# Directions
Reproduce every row below word for word, omitting the pictures.

Layout annotation rows
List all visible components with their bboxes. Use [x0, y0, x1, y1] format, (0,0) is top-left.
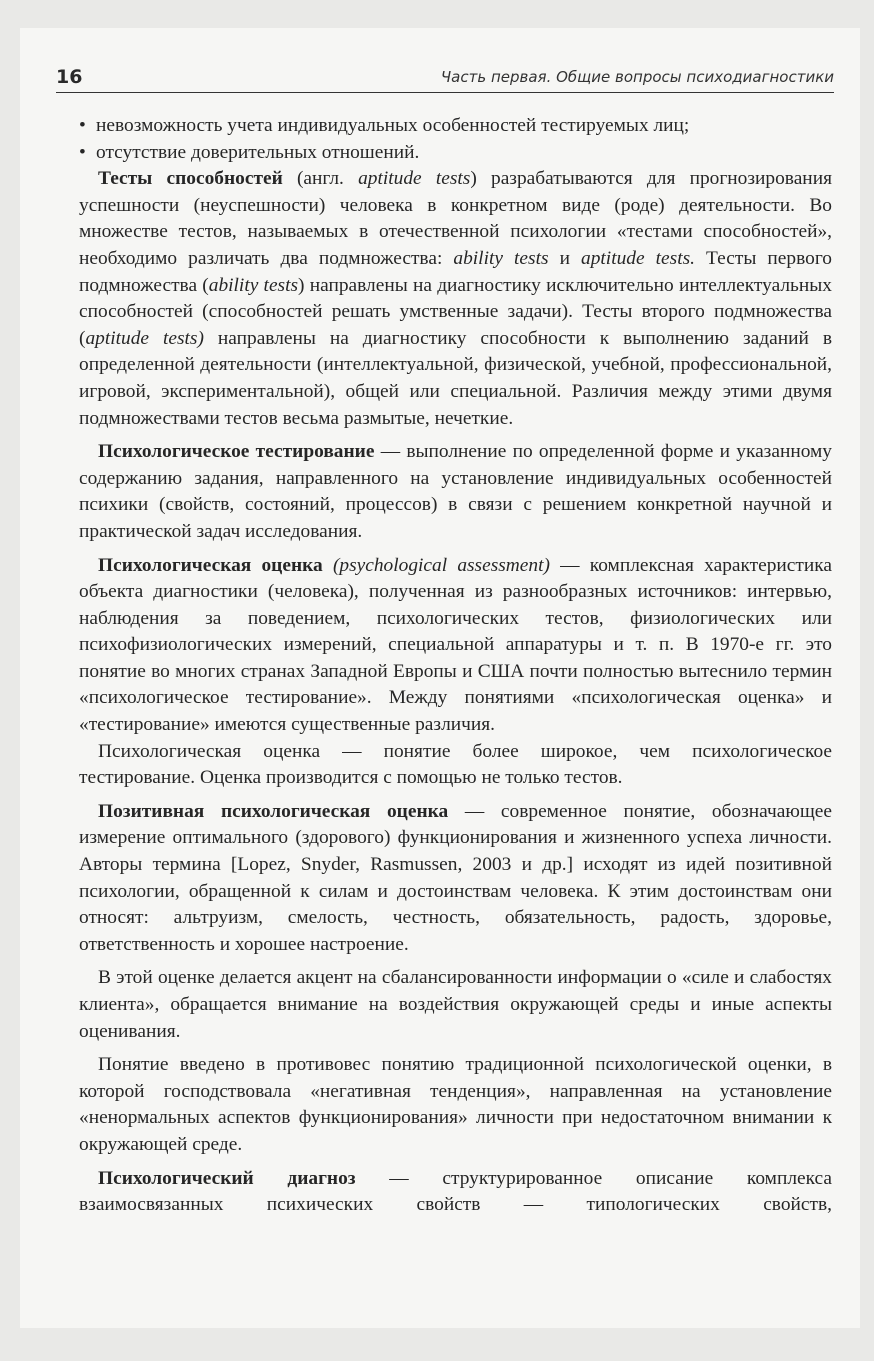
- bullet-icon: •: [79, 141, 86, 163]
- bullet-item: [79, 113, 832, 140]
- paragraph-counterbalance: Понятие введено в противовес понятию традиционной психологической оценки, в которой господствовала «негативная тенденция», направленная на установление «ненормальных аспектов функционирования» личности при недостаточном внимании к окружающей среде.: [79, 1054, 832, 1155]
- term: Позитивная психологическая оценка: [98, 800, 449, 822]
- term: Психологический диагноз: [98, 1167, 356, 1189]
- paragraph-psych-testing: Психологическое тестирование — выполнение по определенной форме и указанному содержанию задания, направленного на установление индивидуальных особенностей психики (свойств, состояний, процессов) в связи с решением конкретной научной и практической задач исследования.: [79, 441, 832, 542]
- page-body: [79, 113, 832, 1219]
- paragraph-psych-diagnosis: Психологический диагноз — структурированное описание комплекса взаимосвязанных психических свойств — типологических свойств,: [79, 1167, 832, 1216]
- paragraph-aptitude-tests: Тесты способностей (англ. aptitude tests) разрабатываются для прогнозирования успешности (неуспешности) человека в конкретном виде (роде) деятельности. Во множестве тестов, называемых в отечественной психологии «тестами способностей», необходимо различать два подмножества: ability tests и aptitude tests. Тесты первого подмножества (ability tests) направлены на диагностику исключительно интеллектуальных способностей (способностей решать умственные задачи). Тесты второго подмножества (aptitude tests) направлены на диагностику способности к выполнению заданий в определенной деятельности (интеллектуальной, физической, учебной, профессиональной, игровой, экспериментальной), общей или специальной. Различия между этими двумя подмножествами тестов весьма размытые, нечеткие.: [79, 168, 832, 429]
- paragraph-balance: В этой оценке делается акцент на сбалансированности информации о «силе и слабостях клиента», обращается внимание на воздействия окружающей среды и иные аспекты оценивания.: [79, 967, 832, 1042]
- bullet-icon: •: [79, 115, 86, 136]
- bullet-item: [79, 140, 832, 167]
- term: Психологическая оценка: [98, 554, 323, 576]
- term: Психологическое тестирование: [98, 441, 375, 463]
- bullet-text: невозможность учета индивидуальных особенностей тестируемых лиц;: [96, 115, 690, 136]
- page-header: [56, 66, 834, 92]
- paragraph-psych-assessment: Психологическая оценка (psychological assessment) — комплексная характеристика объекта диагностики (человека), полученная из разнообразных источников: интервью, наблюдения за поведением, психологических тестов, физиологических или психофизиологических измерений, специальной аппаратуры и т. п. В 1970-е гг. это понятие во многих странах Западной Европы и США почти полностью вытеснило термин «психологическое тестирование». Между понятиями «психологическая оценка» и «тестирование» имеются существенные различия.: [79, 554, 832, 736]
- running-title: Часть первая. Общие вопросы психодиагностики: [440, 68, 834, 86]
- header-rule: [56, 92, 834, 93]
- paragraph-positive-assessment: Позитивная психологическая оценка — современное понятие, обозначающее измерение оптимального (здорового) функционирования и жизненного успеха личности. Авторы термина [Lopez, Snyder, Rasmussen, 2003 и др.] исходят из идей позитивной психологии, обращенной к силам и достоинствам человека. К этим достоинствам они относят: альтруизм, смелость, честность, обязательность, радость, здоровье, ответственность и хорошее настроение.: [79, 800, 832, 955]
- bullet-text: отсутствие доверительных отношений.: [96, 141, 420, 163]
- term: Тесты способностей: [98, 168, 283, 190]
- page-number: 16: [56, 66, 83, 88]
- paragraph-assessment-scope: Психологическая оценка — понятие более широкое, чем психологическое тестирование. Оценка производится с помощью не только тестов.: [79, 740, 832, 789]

# Reply to the task
List all visible components with their bboxes. Use [x0, y0, x1, y1] format, (0,0) is top-left.
- bullet-icon: •: [79, 141, 86, 163]
- bullet-item: [79, 113, 832, 140]
- paragraph-counterbalance: Понятие введено в противовес понятию традиционной психологической оценки, в которой господствовала «негативная тенденция», направленная на установление «ненормальных аспектов функционирования» личности при недостаточном внимании к окружающей среде.: [79, 1054, 832, 1155]
- term: Позитивная психологическая оценка: [98, 800, 449, 822]
- term: Психологический диагноз: [98, 1167, 356, 1189]
- paragraph-psych-testing: Психологическое тестирование — выполнение по определенной форме и указанному содержанию задания, направленного на установление индивидуальных особенностей психики (свойств, состояний, процессов) в связи с решением конкретной научной и практической задач исследования.: [79, 441, 832, 542]
- page-body: [79, 113, 832, 1219]
- paragraph-psych-diagnosis: Психологический диагноз — структурированное описание комплекса взаимосвязанных психических свойств — типологических свойств,: [79, 1167, 832, 1216]
- paragraph-aptitude-tests: Тесты способностей (англ. aptitude tests) разрабатываются для прогнозирования успешности (неуспешности) человека в конкретном виде (роде) деятельности. Во множестве тестов, называемых в отечественной психологии «тестами способностей», необходимо различать два подмножества: ability tests и aptitude tests. Тесты первого подмножества (ability tests) направлены на диагностику исключительно интеллектуальных способностей (способностей решать умственные задачи). Тесты второго подмножества (aptitude tests) направлены на диагностику способности к выполнению заданий в определенной деятельности (интеллектуальной, физической, учебной, профессиональной, игровой, экспериментальной), общей или специальной. Различия между этими двумя подмножествами тестов весьма размытые, нечеткие.: [79, 168, 832, 429]
- paragraph-balance: В этой оценке делается акцент на сбалансированности информации о «силе и слабостях клиента», обращается внимание на воздействия окружающей среды и иные аспекты оценивания.: [79, 967, 832, 1042]
- bullet-icon: •: [79, 115, 86, 136]
- bullet-item: [79, 140, 832, 167]
- term: Психологическая оценка: [98, 554, 323, 576]
- term: Психологическое тестирование: [98, 441, 375, 463]
- bullet-text: невозможность учета индивидуальных особенностей тестируемых лиц;: [96, 115, 690, 136]
- page-header: [56, 66, 834, 92]
- paragraph-psych-assessment: Психологическая оценка (psychological assessment) — комплексная характеристика объекта диагностики (человека), полученная из разнообразных источников: интервью, наблюдения за поведением, психологических тестов, физиологических или психофизиологических измерений, специальной аппаратуры и т. п. В 1970-е гг. это понятие во многих странах Западной Европы и США почти полностью вытеснило термин «психологическое тестирование». Между понятиями «психологическая оценка» и «тестирование» имеются существенные различия.: [79, 554, 832, 736]
- running-title: Часть первая. Общие вопросы психодиагностики: [440, 68, 834, 86]
- header-rule: [56, 92, 834, 93]
- paragraph-positive-assessment: Позитивная психологическая оценка — современное понятие, обозначающее измерение оптимального (здорового) функционирования и жизненного успеха личности. Авторы термина [Lopez, Snyder, Rasmussen, 2003 и др.] исходят из идей позитивной психологии, обращенной к силам и достоинствам человека. К этим достоинствам они относят: альтруизм, смелость, честность, обязательность, радость, здоровье, ответственность и хорошее настроение.: [79, 800, 832, 955]
- bullet-text: отсутствие доверительных отношений.: [96, 141, 420, 163]
- term: Тесты способностей: [98, 168, 283, 190]
- page-number: 16: [56, 66, 83, 88]
- paragraph-assessment-scope: Психологическая оценка — понятие более широкое, чем психологическое тестирование. Оценка производится с помощью не только тестов.: [79, 740, 832, 789]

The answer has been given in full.